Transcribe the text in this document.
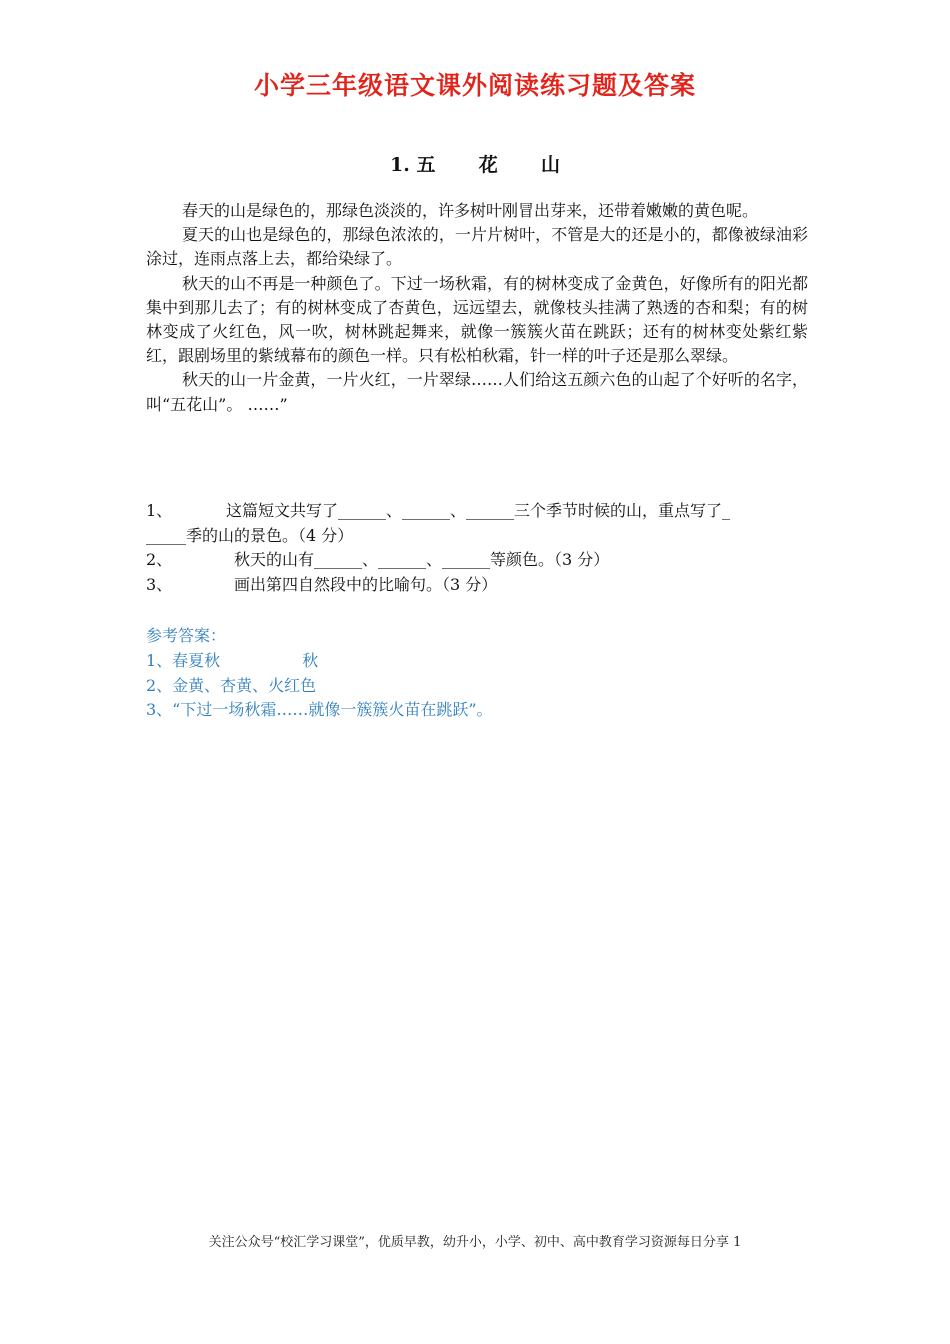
小学三年级语文课外阅读练习题及答案
1. 五 花 山

春天的山是绿色的，那绿色淡淡的，许多树叶刚冒出芽来，还带着嫩嫩的黄色呢。

夏天的山也是绿色的，那绿色浓浓的，一片片树叶，不管是大的还是小的，都像被绿油彩涂过，连雨点落上去，都给染绿了。

秋天的山不再是一种颜色了。下过一场秋霜，有的树林变成了金黄色，好像所有的阳光都集中到那儿去了；有的树林变成了杏黄色，远远望去，就像枝头挂满了熟透的杏和梨；有的树林变成了火红色，风一吹，树林跳起舞来，就像一簇簇火苗在跳跃；还有的树林变处紫红紫红，跟剧场里的紫绒幕布的颜色一样。只有松柏秋霜，针一样的叶子还是那么翠绿。

秋天的山一片金黄，一片火红，一片翠绿……人们给这五颜六色的山起了个好听的名字，叫“五花山”。 ……”

1、	这篇短文共写了______、______、______三个季节时候的山，重点写了_
_____季的山的景色。（4 分）
2、	秋天的山有______、______、______等颜色。（3 分）
3、	画出第四自然段中的比喻句。（3 分）
参考答案：
1、春夏秋	秋
2、金黄、杏黄、火红色
3、“下过一场秋霜……就像一簇簇火苗在跳跃”。
关注公众号“校汇学习课堂”，优质早教，幼升小，小学、初中、高中教育学习资源每日分享 1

• [Requirements] From the data, pick out every line that includes "就像一簇簇火苗在跳跃".

• [Output for this task]
秋天的山不再是一种颜色了。下过一场秋霜，有的树林变成了金黄色，好像所有的阳光都集中到那儿去了；有的树林变成了杏黄色，远远望去，就像枝头挂满了熟透的杏和梨；有的树林变成了火红色，风一吹，树林跳起舞来，就像一簇簇火苗在跳跃；还有的树林变处紫红紫红，跟剧场里的紫绒幕布的颜色一样。只有松柏秋霜，针一样的叶子还是那么翠绿。
3、“下过一场秋霜……就像一簇簇火苗在跳跃”。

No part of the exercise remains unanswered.